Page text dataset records
=== Begin Enclosure ===

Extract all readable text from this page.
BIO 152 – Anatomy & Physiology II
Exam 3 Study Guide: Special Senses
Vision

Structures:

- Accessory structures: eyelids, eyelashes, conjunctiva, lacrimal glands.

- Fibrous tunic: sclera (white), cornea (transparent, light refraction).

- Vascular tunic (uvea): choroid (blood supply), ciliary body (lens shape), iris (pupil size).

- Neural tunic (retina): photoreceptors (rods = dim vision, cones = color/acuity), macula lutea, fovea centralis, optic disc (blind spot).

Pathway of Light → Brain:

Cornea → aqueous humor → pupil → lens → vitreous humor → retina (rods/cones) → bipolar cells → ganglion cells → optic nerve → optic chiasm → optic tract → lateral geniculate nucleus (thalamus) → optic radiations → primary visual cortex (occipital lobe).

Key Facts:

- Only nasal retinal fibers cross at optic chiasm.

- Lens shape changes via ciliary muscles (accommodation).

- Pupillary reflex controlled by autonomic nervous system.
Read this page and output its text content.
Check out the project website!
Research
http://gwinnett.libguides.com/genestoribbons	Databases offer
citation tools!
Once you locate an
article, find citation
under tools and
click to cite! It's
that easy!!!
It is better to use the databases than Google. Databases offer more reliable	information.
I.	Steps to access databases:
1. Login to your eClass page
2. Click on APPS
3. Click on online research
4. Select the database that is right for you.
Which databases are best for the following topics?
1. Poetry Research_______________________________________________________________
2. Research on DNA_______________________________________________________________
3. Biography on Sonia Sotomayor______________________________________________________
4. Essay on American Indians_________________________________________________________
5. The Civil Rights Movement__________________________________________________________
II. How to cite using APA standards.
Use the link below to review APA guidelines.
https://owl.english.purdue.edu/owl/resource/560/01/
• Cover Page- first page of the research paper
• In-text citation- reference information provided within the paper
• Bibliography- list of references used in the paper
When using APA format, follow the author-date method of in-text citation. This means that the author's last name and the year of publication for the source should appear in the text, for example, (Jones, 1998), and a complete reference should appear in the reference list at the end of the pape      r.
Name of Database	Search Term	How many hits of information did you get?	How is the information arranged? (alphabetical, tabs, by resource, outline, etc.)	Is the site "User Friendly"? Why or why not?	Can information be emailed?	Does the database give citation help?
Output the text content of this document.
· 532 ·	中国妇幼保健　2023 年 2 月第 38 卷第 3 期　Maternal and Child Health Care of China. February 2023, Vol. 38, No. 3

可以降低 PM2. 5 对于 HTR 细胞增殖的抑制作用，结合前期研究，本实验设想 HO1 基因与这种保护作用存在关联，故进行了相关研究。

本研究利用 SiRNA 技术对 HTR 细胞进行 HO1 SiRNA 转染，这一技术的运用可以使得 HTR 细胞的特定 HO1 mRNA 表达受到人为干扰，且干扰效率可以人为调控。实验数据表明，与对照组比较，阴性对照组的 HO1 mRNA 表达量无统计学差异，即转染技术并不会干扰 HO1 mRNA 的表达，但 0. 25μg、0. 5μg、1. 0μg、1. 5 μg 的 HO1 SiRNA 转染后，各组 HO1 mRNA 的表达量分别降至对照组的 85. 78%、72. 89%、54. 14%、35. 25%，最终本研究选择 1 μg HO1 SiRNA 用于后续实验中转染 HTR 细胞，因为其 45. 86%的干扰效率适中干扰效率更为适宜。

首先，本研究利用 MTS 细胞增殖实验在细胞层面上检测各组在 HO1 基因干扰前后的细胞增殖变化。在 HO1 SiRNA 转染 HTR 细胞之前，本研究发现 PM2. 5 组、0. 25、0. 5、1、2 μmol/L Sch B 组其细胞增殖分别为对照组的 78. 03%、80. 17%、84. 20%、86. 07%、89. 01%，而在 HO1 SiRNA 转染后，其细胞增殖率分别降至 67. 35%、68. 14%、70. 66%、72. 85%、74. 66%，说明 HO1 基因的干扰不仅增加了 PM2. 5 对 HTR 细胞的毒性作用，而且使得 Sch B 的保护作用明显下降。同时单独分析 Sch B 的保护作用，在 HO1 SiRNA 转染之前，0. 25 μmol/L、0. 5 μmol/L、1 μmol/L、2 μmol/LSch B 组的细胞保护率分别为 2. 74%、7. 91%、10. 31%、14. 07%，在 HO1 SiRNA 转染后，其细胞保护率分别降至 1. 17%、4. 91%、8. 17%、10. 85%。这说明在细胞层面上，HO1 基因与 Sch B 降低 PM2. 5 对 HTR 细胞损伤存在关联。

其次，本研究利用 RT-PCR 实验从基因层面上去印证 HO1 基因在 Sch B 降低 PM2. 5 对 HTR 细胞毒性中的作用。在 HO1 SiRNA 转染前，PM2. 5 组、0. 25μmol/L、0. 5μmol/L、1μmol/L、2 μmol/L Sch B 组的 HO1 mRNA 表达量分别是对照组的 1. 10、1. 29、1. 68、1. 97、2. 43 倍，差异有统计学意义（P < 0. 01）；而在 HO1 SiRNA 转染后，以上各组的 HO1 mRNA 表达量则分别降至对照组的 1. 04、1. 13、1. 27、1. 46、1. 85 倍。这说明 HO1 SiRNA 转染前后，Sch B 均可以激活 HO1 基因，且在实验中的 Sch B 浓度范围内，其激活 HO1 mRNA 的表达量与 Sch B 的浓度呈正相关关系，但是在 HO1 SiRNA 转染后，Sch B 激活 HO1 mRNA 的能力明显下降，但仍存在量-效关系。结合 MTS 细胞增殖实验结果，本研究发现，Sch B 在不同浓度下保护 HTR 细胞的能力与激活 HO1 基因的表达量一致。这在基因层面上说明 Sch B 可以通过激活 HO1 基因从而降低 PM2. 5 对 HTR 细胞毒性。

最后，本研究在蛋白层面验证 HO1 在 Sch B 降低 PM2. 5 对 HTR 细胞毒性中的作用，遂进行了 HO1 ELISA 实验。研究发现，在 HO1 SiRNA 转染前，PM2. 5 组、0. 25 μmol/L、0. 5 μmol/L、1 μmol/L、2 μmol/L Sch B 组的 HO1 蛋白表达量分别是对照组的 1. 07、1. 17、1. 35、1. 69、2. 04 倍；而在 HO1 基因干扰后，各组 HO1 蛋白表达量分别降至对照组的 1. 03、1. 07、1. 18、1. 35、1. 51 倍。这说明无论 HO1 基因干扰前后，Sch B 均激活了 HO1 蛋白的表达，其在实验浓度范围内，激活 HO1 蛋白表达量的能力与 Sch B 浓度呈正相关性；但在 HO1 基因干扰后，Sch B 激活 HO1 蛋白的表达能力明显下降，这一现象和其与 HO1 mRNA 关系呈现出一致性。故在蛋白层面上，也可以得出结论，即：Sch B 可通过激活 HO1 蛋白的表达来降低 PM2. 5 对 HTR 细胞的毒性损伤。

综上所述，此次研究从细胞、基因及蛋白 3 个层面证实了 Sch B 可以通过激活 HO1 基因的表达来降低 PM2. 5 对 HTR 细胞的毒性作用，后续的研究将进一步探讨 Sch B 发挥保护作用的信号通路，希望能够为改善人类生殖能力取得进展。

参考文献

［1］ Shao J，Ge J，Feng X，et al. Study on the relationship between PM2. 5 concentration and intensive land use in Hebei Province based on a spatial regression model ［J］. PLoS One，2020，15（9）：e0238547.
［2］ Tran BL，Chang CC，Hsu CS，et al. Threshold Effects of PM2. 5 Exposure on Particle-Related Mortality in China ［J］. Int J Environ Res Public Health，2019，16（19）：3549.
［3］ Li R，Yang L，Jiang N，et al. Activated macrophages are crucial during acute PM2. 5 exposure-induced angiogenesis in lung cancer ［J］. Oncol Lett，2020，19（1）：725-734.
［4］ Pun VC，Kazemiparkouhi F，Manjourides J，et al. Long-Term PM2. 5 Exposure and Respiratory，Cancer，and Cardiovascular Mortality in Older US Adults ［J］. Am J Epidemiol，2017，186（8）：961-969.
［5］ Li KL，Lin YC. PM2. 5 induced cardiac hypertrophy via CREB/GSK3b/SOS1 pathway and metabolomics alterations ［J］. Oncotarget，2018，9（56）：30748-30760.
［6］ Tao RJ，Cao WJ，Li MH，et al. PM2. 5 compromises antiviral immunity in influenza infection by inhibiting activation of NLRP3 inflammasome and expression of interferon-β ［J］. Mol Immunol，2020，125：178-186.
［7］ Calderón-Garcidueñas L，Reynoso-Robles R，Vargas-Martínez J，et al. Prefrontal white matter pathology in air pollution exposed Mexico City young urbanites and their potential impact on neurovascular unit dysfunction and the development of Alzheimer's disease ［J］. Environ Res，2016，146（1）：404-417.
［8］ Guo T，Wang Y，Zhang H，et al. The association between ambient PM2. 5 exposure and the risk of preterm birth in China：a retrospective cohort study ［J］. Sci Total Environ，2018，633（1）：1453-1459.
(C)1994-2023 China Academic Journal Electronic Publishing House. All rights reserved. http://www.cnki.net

=== End Enclosure ===

▶ **Instructions for the task**
Write only the number of lines in the data where the string "cite" can be found.

▶ **Task output**
2